From the listing below, extract every line containing "name".

** BEGIN **

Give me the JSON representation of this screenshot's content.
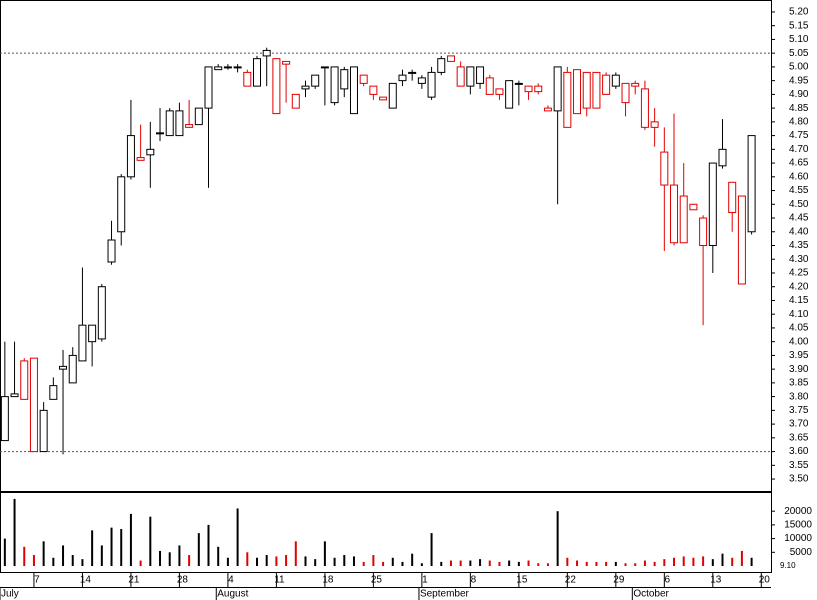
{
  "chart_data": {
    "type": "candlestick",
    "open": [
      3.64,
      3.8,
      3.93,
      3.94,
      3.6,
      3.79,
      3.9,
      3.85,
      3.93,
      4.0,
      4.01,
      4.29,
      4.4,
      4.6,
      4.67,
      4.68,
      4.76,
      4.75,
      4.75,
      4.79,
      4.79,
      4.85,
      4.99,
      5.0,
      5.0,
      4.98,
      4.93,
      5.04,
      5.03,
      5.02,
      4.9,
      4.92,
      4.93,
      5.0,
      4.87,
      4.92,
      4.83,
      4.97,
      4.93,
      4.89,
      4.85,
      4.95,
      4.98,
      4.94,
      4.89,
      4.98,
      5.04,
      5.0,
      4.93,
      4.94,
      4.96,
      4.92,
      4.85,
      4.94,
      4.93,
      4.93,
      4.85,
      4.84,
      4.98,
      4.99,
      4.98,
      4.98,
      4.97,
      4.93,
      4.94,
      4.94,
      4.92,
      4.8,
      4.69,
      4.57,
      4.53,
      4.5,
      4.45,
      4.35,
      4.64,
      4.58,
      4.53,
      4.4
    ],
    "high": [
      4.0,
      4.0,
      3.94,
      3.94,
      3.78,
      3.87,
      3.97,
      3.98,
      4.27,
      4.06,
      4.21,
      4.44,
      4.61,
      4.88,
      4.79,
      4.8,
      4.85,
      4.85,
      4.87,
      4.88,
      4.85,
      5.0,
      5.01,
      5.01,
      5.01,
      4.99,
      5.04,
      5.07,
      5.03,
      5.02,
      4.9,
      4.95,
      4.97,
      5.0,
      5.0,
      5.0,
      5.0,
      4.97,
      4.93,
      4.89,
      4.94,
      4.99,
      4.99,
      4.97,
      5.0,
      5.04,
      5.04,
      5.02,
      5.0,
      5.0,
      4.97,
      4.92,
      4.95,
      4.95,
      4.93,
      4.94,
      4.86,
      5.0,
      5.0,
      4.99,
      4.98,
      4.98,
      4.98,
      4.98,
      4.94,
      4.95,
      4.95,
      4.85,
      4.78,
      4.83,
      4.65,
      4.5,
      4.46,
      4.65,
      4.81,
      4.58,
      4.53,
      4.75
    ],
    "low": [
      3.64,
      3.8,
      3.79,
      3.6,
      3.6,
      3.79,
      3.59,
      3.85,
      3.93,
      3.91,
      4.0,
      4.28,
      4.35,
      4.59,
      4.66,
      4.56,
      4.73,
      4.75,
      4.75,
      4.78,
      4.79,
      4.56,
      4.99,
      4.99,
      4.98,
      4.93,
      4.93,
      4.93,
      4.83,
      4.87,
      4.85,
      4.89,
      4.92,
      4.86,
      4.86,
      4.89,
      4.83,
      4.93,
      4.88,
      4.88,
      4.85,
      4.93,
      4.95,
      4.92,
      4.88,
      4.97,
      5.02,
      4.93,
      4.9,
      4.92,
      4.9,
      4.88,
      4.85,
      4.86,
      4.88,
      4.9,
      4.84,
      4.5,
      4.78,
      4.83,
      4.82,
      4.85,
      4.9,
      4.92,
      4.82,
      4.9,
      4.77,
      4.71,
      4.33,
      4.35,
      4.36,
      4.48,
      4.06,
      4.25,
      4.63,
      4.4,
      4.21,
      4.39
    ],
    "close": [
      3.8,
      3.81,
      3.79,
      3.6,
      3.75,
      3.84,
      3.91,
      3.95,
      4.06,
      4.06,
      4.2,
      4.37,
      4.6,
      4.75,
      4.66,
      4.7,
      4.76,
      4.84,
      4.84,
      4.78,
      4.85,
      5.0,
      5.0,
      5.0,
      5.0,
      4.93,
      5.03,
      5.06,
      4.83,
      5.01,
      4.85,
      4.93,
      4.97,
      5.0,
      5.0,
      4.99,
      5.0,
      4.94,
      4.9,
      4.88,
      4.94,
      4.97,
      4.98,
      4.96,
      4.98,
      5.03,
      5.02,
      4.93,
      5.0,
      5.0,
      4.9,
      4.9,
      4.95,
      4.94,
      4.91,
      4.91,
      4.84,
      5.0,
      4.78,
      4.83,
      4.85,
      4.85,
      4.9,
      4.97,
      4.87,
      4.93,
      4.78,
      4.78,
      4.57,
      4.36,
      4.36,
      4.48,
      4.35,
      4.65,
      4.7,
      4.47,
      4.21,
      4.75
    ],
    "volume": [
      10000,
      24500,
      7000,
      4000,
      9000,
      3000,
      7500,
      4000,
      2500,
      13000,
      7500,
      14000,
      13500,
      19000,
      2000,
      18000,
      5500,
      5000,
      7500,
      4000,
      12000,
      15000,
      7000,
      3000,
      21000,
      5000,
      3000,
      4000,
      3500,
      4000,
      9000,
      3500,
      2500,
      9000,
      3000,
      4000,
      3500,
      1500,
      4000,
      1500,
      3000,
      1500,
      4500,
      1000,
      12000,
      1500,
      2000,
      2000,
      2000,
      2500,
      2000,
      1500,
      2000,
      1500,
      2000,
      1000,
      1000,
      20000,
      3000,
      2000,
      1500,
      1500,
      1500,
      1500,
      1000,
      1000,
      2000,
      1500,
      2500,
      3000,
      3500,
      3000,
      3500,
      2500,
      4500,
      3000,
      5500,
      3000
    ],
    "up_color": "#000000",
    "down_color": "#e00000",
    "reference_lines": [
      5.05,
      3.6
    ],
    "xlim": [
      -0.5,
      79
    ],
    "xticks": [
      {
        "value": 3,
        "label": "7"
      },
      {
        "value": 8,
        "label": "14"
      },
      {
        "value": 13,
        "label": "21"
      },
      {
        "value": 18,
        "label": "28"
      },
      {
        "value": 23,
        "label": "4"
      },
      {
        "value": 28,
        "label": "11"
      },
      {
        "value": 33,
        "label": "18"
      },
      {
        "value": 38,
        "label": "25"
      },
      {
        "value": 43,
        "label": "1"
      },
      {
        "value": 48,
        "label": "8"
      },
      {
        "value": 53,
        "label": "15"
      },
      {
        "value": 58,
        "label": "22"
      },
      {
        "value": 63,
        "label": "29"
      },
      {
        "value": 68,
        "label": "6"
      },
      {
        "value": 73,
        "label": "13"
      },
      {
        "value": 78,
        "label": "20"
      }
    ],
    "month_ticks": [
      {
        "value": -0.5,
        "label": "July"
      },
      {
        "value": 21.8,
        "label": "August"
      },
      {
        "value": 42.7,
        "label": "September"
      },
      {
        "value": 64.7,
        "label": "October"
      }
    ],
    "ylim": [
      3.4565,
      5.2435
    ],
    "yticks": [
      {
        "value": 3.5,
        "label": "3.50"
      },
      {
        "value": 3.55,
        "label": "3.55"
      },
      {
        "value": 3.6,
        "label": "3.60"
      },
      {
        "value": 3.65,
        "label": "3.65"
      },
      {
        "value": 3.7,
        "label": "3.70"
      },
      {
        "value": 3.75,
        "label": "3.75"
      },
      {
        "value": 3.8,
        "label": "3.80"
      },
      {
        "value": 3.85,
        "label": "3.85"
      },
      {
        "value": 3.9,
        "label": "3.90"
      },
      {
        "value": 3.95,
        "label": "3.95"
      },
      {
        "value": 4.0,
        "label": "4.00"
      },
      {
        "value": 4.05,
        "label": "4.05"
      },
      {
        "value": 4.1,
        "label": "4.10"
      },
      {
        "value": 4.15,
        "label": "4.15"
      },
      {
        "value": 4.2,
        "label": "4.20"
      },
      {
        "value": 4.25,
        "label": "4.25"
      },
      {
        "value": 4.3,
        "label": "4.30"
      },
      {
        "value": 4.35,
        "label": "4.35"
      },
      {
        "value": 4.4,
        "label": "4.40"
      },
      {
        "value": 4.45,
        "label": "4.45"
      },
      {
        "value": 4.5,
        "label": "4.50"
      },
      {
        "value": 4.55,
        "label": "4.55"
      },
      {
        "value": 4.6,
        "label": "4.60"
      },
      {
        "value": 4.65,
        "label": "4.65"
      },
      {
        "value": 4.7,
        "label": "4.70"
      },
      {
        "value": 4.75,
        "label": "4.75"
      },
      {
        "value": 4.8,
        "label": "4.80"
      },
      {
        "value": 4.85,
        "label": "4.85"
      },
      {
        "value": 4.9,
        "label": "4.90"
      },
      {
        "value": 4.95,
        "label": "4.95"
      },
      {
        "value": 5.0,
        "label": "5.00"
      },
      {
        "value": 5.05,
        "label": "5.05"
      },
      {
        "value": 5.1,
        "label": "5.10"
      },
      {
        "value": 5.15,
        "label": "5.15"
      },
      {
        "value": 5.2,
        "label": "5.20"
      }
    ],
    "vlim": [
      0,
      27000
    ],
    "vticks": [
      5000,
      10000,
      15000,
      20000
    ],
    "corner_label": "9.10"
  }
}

** END **
** BEGIN **

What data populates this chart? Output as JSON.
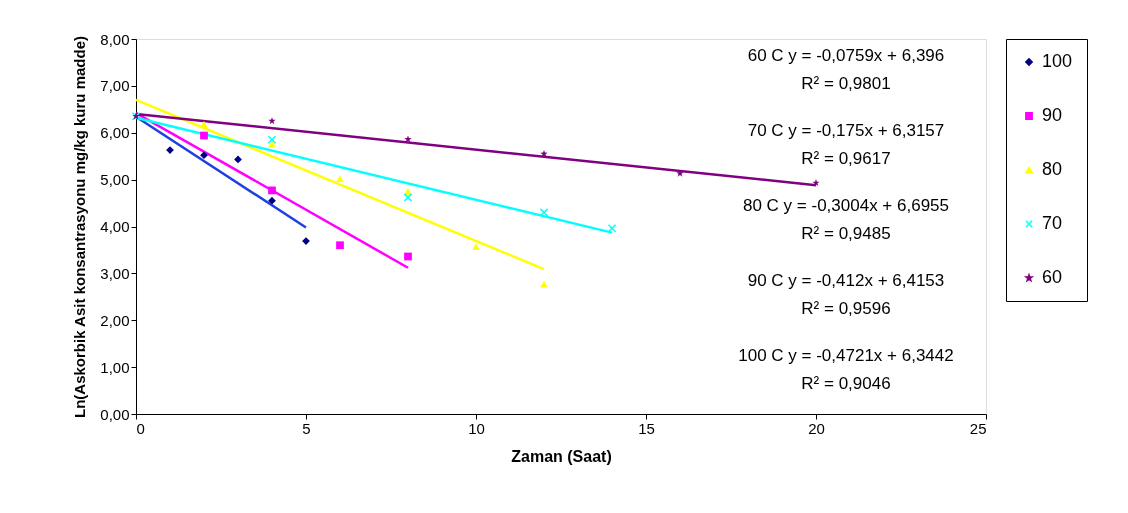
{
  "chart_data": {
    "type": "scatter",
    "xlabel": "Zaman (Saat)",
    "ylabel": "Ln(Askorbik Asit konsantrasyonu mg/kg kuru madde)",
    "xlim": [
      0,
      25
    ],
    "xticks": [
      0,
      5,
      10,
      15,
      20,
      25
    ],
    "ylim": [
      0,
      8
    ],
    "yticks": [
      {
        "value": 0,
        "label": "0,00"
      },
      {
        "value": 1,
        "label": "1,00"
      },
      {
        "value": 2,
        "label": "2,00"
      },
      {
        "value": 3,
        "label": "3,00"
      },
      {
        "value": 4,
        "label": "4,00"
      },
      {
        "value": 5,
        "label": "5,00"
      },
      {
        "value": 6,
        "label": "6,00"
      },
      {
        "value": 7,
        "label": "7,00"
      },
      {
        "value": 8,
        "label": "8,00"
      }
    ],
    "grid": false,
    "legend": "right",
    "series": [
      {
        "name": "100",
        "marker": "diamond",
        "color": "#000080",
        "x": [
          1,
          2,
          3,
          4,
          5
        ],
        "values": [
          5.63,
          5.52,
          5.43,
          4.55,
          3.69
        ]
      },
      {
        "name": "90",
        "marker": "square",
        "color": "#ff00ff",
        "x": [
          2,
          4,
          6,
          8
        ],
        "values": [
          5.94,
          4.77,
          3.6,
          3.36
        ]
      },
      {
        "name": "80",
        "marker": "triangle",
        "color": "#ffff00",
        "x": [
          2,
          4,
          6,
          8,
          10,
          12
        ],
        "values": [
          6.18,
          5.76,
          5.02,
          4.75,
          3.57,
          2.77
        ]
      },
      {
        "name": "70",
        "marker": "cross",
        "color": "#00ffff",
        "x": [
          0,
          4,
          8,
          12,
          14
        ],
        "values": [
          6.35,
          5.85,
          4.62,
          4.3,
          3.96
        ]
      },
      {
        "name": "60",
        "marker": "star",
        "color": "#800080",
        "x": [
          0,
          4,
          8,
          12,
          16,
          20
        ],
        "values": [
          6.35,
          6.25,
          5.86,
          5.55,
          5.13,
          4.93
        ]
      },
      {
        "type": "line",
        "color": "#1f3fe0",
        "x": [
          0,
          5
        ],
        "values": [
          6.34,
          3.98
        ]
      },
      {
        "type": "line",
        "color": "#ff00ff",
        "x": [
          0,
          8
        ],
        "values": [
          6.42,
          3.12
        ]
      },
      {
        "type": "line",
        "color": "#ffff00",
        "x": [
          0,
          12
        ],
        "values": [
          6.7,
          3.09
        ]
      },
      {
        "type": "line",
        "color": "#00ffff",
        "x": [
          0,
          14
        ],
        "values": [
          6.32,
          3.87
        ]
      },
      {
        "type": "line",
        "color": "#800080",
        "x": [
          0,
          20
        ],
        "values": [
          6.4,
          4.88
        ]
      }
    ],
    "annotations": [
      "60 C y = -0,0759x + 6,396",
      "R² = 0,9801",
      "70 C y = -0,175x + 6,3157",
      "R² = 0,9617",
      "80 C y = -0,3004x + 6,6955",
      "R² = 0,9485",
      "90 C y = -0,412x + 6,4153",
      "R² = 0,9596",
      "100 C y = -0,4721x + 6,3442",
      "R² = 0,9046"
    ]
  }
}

** END **

> _Result of this task_:
        "name": "100",
        "name": "90",
        "name": "80",
        "name": "70",
        "name": "60",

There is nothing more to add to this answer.